[Figure contents as structured data]

-- -- --

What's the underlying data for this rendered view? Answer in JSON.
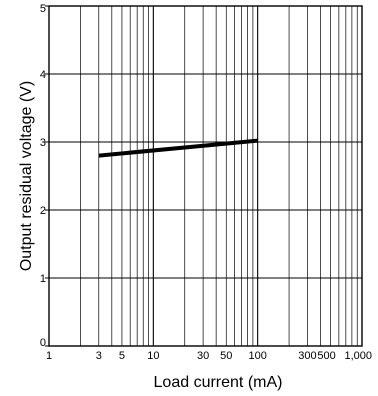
{
  "chart_data": {
    "type": "line",
    "xlabel": "Load current (mA)",
    "ylabel": "Output residual voltage (V)",
    "x_scale": "log",
    "xlim": [
      1,
      1000
    ],
    "ylim": [
      0,
      5
    ],
    "x_tick_labels": [
      "1",
      "3",
      "5",
      "10",
      "30",
      "50",
      "100",
      "300",
      "500",
      "1,000"
    ],
    "x_tick_values": [
      1,
      3,
      5,
      10,
      30,
      50,
      100,
      300,
      500,
      1000
    ],
    "y_tick_labels": [
      "0",
      "1",
      "2",
      "3",
      "4",
      "5"
    ],
    "y_tick_values": [
      0,
      1,
      2,
      3,
      4,
      5
    ],
    "grid": true,
    "series": [
      {
        "x": [
          3,
          100
        ],
        "y": [
          2.8,
          3.02
        ]
      }
    ],
    "colors": {
      "line": "#000000",
      "grid": "#000000",
      "background": "#ffffff"
    }
  }
}
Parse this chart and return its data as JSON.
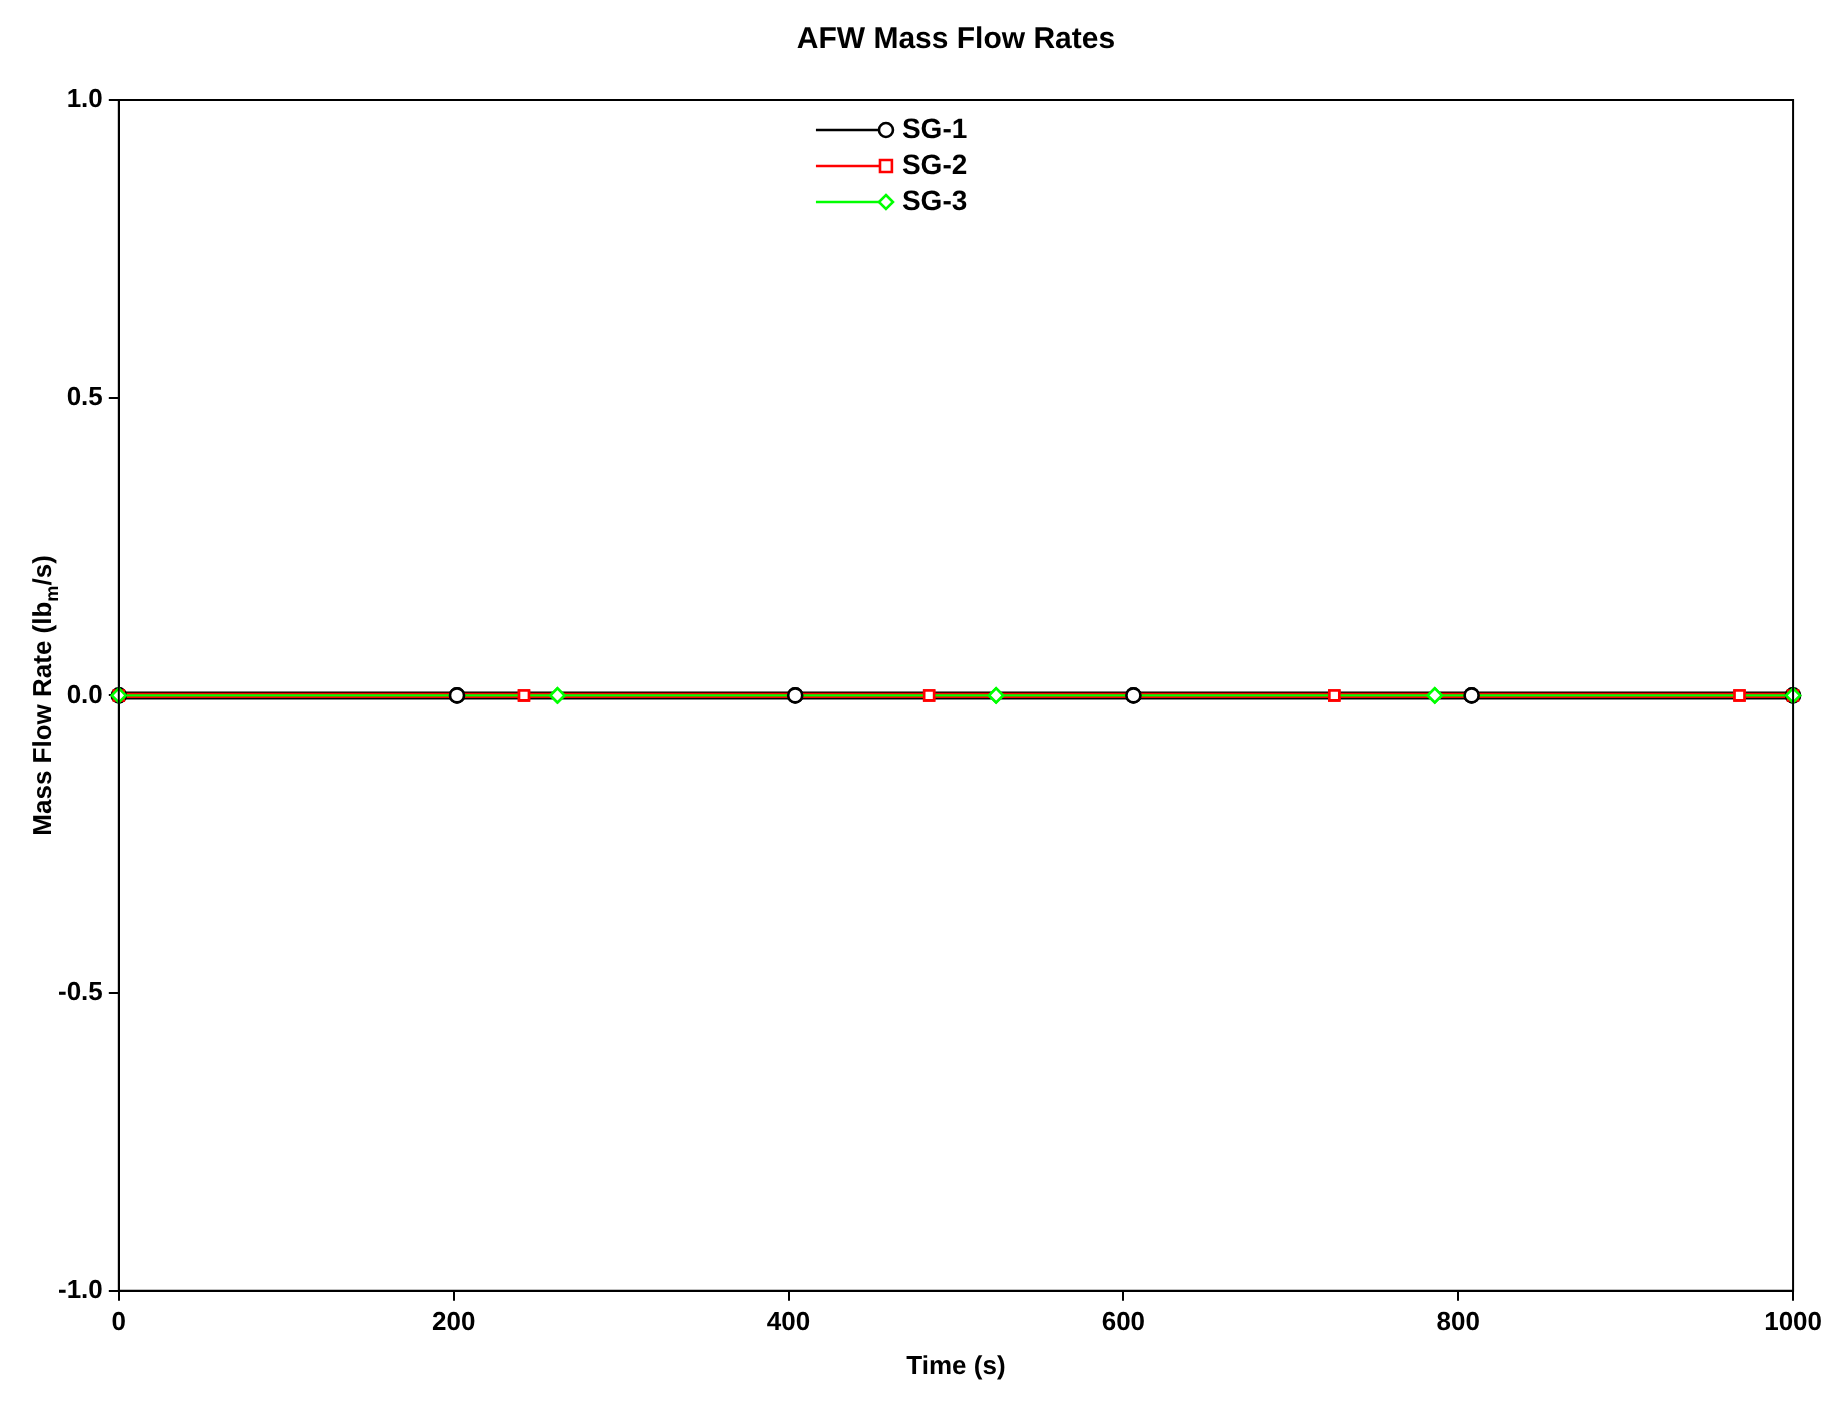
{
  "chart_data": {
    "type": "line",
    "title": "AFW Mass Flow Rates",
    "xlabel": "Time (s)",
    "ylabel": "Mass Flow Rate (lb$_{m}$/s)",
    "xlim": [
      0,
      1000
    ],
    "xticks": [
      0,
      200,
      400,
      600,
      800,
      1000
    ],
    "ylim": [
      -1,
      1
    ],
    "yticks": [
      {
        "value": -1,
        "label": "-1.0"
      },
      {
        "value": -0.5,
        "label": "-0.5"
      },
      {
        "value": 0,
        "label": "0.0"
      },
      {
        "value": 0.5,
        "label": "0.5"
      },
      {
        "value": 1,
        "label": "1.0"
      }
    ],
    "grid": false,
    "legend": "top",
    "line_style": "solid",
    "series": [
      {
        "name": "SG-1",
        "color": "#000000",
        "marker": "circle",
        "x": [
          0,
          202,
          404,
          606,
          808,
          1000
        ],
        "values": [
          0,
          0,
          0,
          0,
          0,
          0
        ]
      },
      {
        "name": "SG-2",
        "color": "#ff0000",
        "marker": "square",
        "x": [
          0,
          242,
          484,
          726,
          968,
          1000
        ],
        "values": [
          0,
          0,
          0,
          0,
          0,
          0
        ]
      },
      {
        "name": "SG-3",
        "color": "#00ff00",
        "marker": "diamond",
        "x": [
          0,
          262,
          524,
          786,
          1000
        ],
        "values": [
          0,
          0,
          0,
          0,
          0
        ]
      }
    ]
  }
}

-- -- --

Exercise objective :: Keep only the lines that hold the string "this", and copy them out.

Completed task ::
What's the underlying data for this rendered view? Answer in JSON.
Parse this chart and return its data as JSON.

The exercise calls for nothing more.